INSTRUCTION -> Copy the listing below line for line, with every character unchanged.

TASK INPUTS ->
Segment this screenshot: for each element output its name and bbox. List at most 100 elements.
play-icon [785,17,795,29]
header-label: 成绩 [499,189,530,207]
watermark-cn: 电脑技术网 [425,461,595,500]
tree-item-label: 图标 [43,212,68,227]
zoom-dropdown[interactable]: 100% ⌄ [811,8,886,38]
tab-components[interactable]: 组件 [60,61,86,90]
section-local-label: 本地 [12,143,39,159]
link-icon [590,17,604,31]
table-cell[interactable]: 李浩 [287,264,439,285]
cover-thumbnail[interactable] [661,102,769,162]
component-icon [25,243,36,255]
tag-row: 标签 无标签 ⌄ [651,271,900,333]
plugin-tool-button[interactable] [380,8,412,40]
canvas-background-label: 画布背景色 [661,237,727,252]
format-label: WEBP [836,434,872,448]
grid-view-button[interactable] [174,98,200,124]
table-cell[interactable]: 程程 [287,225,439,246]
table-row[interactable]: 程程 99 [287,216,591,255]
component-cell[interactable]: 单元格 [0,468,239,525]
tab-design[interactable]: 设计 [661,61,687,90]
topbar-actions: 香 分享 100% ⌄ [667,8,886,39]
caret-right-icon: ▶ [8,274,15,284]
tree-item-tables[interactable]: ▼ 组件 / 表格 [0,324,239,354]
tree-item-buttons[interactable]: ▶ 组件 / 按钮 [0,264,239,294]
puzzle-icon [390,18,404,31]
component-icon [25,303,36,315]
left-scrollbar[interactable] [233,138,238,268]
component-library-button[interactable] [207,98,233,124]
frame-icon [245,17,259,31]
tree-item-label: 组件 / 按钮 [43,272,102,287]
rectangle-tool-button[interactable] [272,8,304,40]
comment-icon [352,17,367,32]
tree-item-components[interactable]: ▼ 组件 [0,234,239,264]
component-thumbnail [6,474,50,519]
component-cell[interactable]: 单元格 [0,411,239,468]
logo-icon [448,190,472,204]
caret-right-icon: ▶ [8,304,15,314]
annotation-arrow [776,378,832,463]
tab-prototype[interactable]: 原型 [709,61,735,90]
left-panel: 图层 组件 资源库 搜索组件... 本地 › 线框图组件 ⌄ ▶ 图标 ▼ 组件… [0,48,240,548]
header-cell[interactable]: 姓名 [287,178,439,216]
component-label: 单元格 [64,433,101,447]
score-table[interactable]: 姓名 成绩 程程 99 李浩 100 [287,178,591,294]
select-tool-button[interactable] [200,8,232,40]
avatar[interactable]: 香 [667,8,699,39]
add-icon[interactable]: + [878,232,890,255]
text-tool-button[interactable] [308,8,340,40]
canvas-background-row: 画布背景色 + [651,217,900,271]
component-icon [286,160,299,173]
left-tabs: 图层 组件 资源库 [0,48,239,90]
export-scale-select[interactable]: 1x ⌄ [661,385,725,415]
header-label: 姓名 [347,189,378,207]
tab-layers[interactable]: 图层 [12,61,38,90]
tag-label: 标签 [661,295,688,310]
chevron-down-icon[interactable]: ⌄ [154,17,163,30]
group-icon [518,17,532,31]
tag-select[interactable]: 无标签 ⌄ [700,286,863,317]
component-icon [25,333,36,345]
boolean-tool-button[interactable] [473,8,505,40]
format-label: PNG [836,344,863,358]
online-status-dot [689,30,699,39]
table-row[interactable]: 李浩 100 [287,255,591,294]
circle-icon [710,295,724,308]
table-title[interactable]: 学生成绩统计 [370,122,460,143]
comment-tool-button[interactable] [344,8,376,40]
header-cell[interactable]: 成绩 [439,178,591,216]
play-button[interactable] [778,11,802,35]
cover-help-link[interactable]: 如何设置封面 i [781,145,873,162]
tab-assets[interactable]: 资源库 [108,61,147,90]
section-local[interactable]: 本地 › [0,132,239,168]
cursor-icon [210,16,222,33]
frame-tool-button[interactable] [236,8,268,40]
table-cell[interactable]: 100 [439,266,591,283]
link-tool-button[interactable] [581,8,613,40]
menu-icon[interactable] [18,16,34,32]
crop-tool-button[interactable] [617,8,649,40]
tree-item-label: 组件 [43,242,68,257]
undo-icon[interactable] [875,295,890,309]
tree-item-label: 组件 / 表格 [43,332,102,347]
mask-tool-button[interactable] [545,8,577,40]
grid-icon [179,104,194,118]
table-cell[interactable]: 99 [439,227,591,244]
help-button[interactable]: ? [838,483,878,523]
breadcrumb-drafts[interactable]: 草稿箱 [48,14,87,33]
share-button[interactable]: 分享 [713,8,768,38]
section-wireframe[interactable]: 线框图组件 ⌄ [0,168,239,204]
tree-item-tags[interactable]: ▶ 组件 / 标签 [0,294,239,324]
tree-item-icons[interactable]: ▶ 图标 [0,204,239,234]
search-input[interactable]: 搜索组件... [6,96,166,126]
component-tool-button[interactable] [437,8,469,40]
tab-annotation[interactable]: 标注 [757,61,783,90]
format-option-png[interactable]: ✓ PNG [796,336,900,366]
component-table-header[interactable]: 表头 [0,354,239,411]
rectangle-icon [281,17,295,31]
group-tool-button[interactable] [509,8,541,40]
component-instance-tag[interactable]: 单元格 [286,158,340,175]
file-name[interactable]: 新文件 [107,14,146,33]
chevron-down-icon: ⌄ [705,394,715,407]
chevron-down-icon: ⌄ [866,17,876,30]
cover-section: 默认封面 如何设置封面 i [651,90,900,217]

TASK RESPONSE ->
Segment this screenshot: for each element output its name and bbox. List at most 100 elements.
play-icon [785,17,795,29]
header-label: 成绩 [499,189,530,207]
watermark-cn: 电脑技术网 [425,461,595,500]
tree-item-label: 图标 [43,212,68,227]
zoom-dropdown[interactable]: 100% ⌄ [811,8,886,38]
tab-components[interactable]: 组件 [60,61,86,90]
section-local-label: 本地 [12,143,39,159]
link-icon [590,17,604,31]
table-cell[interactable]: 李浩 [287,264,439,285]
cover-thumbnail[interactable] [661,102,769,162]
component-icon [25,243,36,255]
tag-row: 标签 无标签 ⌄ [651,271,900,333]
plugin-tool-button[interactable] [380,8,412,40]
canvas-background-label: 画布背景色 [661,237,727,252]
format-label: WEBP [836,434,872,448]
grid-view-button[interactable] [174,98,200,124]
table-cell[interactable]: 程程 [287,225,439,246]
table-row[interactable]: 程程 99 [287,216,591,255]
component-cell[interactable]: 单元格 [0,468,239,525]
tab-design[interactable]: 设计 [661,61,687,90]
topbar-actions: 香 分享 100% ⌄ [667,8,886,39]
caret-right-icon: ▶ [8,274,15,284]
tree-item-tables[interactable]: ▼ 组件 / 表格 [0,324,239,354]
tree-item-buttons[interactable]: ▶ 组件 / 按钮 [0,264,239,294]
puzzle-icon [390,18,404,31]
component-icon [25,303,36,315]
left-scrollbar[interactable] [233,138,238,268]
component-library-button[interactable] [207,98,233,124]
frame-icon [245,17,259,31]
tree-item-label: 组件 / 按钮 [43,272,102,287]
rectangle-tool-button[interactable] [272,8,304,40]
comment-icon [352,17,367,32]
tree-item-components[interactable]: ▼ 组件 [0,234,239,264]
component-thumbnail [6,474,50,519]
component-cell[interactable]: 单元格 [0,411,239,468]
logo-icon [448,190,472,204]
caret-right-icon: ▶ [8,304,15,314]
annotation-arrow [776,378,832,463]
tab-prototype[interactable]: 原型 [709,61,735,90]
left-panel: 图层 组件 资源库 搜索组件... 本地 › 线框图组件 ⌄ ▶ 图标 ▼ 组件… [0,48,240,548]
header-cell[interactable]: 姓名 [287,178,439,216]
component-label: 单元格 [64,433,101,447]
score-table[interactable]: 姓名 成绩 程程 99 李浩 100 [287,178,591,294]
select-tool-button[interactable] [200,8,232,40]
avatar[interactable]: 香 [667,8,699,39]
add-icon[interactable]: + [878,232,890,255]
text-tool-button[interactable] [308,8,340,40]
canvas-background-row: 画布背景色 + [651,217,900,271]
component-icon [286,160,299,173]
left-tabs: 图层 组件 资源库 [0,48,239,90]
export-scale-select[interactable]: 1x ⌄ [661,385,725,415]
header-label: 姓名 [347,189,378,207]
tab-layers[interactable]: 图层 [12,61,38,90]
tag-label: 标签 [661,295,688,310]
chevron-down-icon[interactable]: ⌄ [154,17,163,30]
group-icon [518,17,532,31]
tag-select[interactable]: 无标签 ⌄ [700,286,863,317]
component-icon [25,333,36,345]
boolean-tool-button[interactable] [473,8,505,40]
format-label: PNG [836,344,863,358]
online-status-dot [689,30,699,39]
table-row[interactable]: 李浩 100 [287,255,591,294]
circle-icon [710,295,724,308]
table-title[interactable]: 学生成绩统计 [370,122,460,143]
comment-tool-button[interactable] [344,8,376,40]
header-cell[interactable]: 成绩 [439,178,591,216]
play-button[interactable] [778,11,802,35]
cover-help-link[interactable]: 如何设置封面 i [781,145,873,162]
tab-assets[interactable]: 资源库 [108,61,147,90]
section-local[interactable]: 本地 › [0,132,239,168]
cursor-icon [210,16,222,33]
frame-tool-button[interactable] [236,8,268,40]
table-cell[interactable]: 100 [439,266,591,283]
link-tool-button[interactable] [581,8,613,40]
menu-icon[interactable] [18,16,34,32]
crop-tool-button[interactable] [617,8,649,40]
tree-item-label: 组件 [43,242,68,257]
undo-icon[interactable] [875,295,890,309]
tree-item-label: 组件 / 表格 [43,332,102,347]
mask-tool-button[interactable] [545,8,577,40]
grid-icon [179,104,194,118]
table-cell[interactable]: 99 [439,227,591,244]
help-button[interactable]: ? [838,483,878,523]
breadcrumb-drafts[interactable]: 草稿箱 [48,14,87,33]
share-button[interactable]: 分享 [713,8,768,38]
section-wireframe[interactable]: 线框图组件 ⌄ [0,168,239,204]
tree-item-tags[interactable]: ▶ 组件 / 标签 [0,294,239,324]
tree-item-icons[interactable]: ▶ 图标 [0,204,239,234]
search-input[interactable]: 搜索组件... [6,96,166,126]
component-tool-button[interactable] [437,8,469,40]
tab-annotation[interactable]: 标注 [757,61,783,90]
format-option-png[interactable]: ✓ PNG [796,336,900,366]
component-table-header[interactable]: 表头 [0,354,239,411]
rectangle-icon [281,17,295,31]
group-tool-button[interactable] [509,8,541,40]
component-instance-tag[interactable]: 单元格 [286,158,340,175]
file-name[interactable]: 新文件 [107,14,146,33]
chevron-down-icon: ⌄ [705,394,715,407]
chevron-down-icon: ⌄ [866,17,876,30]
cover-section: 默认封面 如何设置封面 i [651,90,900,217]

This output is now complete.